▶ _EXERCISE TASKS_:
(1) List every person the text about Verne's Hatteras refers to by name.
(2) Write what comes next in the text about Verne's Hatteras, starting after its final sentence.

▶ _GIVEN TEXT_:
* BEGIN *

The doctor always bestowed the glory on the man who deserved it above all others. In his account of the journey, entitled The British at the North Pole and published the following year by the Royal Geographical Society, he presented John Hatteras as the equal of John Franklin, for both were fearless victims of the quest for knowledge. And, of the memories of the Arctic expedition, the most indelible was that of a Mount Hatteras smoking on the horizon, the tomb of a British captain standing at the North Pole of the globe. [4]

Hatteras, like many of Verne’s novels, was originally intended to end rapidly and tragically: having gotten his characters out on a limb, he seems to have preferred sawing off the limb rather than working out an ingenious method of getting them back.

In addition to these excised passages, Butcher finds a certain amount of evidence that another section existed, consisting of several thousand words, that has been lost even from the manuscript:

The quality of the known sections makes us think that the section permanently lost must have represented a correspondingly high point of writing. One can only dream of the grandiose novels he could have dreamed up if his early steps had not been so cruelly cut down [5].

* END *

▶ _GIVEN INFORMATION_:
* BEGIN *

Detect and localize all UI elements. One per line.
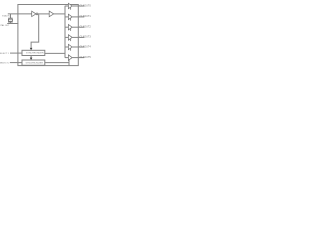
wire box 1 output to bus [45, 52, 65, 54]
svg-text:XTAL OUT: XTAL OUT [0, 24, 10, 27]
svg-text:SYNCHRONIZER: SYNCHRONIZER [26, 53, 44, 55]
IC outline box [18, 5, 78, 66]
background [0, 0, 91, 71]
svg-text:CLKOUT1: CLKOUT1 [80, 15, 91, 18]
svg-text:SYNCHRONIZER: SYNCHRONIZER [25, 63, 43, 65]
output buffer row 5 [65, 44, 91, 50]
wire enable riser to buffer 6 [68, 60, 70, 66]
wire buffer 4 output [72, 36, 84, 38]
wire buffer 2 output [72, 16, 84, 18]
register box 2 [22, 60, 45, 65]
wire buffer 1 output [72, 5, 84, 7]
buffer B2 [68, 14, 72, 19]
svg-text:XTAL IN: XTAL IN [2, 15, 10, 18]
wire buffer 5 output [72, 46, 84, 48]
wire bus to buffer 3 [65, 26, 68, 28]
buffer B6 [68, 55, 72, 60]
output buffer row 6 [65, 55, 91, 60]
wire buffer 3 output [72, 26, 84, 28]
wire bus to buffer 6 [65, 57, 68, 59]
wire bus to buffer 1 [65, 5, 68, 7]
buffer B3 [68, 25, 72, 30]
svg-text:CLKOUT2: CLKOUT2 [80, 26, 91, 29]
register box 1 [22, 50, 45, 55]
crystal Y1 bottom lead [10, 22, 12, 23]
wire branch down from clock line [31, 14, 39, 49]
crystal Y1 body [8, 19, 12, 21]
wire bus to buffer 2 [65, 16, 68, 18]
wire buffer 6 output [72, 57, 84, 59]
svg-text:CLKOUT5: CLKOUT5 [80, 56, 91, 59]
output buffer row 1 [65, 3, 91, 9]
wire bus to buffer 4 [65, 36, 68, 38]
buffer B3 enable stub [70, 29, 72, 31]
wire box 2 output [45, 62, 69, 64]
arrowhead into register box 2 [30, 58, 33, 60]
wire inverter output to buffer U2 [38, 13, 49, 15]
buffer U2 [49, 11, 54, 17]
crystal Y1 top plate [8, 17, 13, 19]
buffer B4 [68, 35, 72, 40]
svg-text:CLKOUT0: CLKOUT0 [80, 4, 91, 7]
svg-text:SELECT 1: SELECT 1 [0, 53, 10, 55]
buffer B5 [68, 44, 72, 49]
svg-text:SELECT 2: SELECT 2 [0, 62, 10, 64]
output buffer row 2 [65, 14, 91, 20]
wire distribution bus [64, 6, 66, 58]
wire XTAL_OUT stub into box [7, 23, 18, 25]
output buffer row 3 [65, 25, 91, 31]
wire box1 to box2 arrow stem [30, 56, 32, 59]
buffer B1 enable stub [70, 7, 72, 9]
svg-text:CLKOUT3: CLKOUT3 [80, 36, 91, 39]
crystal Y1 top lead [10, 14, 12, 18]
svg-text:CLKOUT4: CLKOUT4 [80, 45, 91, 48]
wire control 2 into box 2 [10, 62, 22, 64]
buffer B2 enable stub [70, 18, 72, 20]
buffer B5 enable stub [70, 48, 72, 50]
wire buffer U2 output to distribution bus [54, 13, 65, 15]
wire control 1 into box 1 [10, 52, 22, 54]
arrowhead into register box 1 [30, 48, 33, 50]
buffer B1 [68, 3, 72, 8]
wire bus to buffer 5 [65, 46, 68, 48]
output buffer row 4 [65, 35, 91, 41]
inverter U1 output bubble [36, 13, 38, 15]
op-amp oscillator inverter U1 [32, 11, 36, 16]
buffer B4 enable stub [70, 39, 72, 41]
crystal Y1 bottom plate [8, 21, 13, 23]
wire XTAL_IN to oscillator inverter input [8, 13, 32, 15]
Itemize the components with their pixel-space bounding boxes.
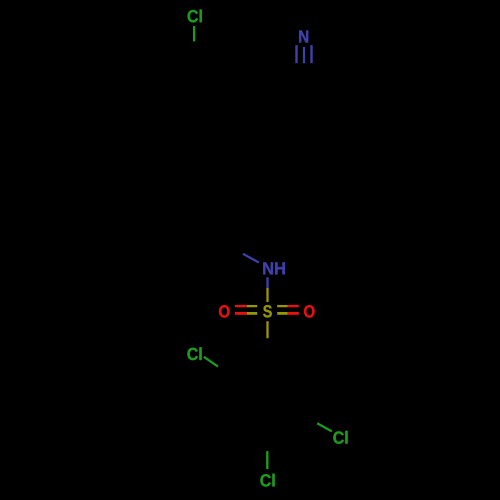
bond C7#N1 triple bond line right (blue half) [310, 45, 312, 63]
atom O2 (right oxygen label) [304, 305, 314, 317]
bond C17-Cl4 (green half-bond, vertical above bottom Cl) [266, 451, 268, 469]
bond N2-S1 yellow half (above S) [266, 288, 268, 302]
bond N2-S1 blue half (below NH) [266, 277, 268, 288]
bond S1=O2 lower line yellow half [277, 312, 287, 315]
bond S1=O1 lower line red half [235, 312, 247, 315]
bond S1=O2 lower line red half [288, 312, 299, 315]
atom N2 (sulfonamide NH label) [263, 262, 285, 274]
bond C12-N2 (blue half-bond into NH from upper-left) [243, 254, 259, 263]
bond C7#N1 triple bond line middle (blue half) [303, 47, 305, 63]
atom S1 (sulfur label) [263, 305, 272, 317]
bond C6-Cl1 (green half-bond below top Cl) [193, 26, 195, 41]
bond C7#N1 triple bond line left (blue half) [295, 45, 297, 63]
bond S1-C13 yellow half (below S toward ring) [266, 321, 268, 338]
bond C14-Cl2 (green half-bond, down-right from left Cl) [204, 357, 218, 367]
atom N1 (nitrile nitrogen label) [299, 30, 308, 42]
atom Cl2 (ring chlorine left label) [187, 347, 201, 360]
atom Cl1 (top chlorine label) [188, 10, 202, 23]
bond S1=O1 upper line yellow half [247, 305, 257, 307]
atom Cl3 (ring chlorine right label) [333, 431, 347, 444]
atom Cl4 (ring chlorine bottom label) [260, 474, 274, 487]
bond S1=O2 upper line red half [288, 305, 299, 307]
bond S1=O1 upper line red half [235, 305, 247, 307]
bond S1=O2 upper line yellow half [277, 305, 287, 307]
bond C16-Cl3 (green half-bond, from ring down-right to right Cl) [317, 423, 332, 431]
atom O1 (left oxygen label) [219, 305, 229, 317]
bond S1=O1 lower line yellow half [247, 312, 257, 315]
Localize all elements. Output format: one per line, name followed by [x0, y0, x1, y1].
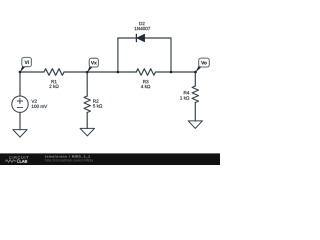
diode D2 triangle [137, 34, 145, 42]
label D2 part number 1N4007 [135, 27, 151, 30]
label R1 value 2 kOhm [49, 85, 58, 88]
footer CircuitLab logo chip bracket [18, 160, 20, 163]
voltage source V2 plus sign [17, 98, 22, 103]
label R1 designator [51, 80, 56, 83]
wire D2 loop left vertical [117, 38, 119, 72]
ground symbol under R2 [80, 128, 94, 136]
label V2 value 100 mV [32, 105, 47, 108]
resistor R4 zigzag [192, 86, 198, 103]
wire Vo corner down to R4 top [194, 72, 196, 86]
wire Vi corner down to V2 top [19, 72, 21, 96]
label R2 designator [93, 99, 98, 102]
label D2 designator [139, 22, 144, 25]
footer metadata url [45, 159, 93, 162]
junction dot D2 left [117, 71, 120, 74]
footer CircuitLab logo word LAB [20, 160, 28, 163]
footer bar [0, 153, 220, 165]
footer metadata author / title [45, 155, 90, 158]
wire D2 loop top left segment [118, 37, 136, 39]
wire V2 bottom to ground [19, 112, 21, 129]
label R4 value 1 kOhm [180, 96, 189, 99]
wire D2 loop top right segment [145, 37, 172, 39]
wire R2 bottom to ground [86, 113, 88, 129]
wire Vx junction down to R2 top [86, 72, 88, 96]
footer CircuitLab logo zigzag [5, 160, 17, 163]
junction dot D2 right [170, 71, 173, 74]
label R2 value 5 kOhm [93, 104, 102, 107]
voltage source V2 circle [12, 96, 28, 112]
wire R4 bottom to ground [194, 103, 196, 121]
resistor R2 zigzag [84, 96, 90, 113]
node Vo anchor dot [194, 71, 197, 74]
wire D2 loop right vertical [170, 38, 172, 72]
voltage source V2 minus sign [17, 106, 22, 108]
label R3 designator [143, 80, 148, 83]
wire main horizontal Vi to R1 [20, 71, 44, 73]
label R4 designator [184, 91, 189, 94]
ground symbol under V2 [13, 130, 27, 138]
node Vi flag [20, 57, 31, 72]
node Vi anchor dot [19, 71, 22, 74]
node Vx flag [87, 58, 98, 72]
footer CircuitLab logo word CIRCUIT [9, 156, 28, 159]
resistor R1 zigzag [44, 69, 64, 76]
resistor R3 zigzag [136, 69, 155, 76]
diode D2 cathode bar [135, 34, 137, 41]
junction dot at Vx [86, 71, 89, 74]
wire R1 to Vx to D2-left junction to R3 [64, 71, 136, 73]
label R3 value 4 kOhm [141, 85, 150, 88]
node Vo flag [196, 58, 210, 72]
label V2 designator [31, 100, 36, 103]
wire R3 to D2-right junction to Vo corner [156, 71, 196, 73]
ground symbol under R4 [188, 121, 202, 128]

* END *

▶ _TASK-BY-TASK RESULTS_:
(1) John Hatteras, John Franklin, Verne, Butcher

(2)
Butcher’s discussion of Journey to the Centre of the Earth yields some new insight into Hetzel’s censorship. Axel’s girlfriend Graüben is described as a “flower-girl,” a profession that (as documented in Verne’s source) often moonlighted as prostitutes. Axel spends his evenings in Graüben’s bedroom and emerges “the happiest of lovers.” Hetzel would have none of this. Hetzel also toned down the behavior of Professor Lidenbrock, who in the manuscript could be physically as well as verbally abusive, and who, it is subtly hinted, had more than a business relationship with his maid. (In fairness, Butcher credits Hetzel with significant involvement in the two chapters added to the expanded 1867 edition—the battle of the sea monsters and the giant mastodon herdsman—which are often considered among the best episodes in the book.)

Hetzel repeatedly censored any suggestion of adult relationships in Verne’s writing, keeping his focus narrowly on the juvenile market. It wasn’t as if the Hetzel “brand” was limited to that market; he had published, and would publish, works by Stendhal, Hugo, George Sand, Zola, and others. But Verne, who at times yearned to venture into that territory, was bound by his contract, and apparently chose the security of a regular and predictable income over his more literary ambitions.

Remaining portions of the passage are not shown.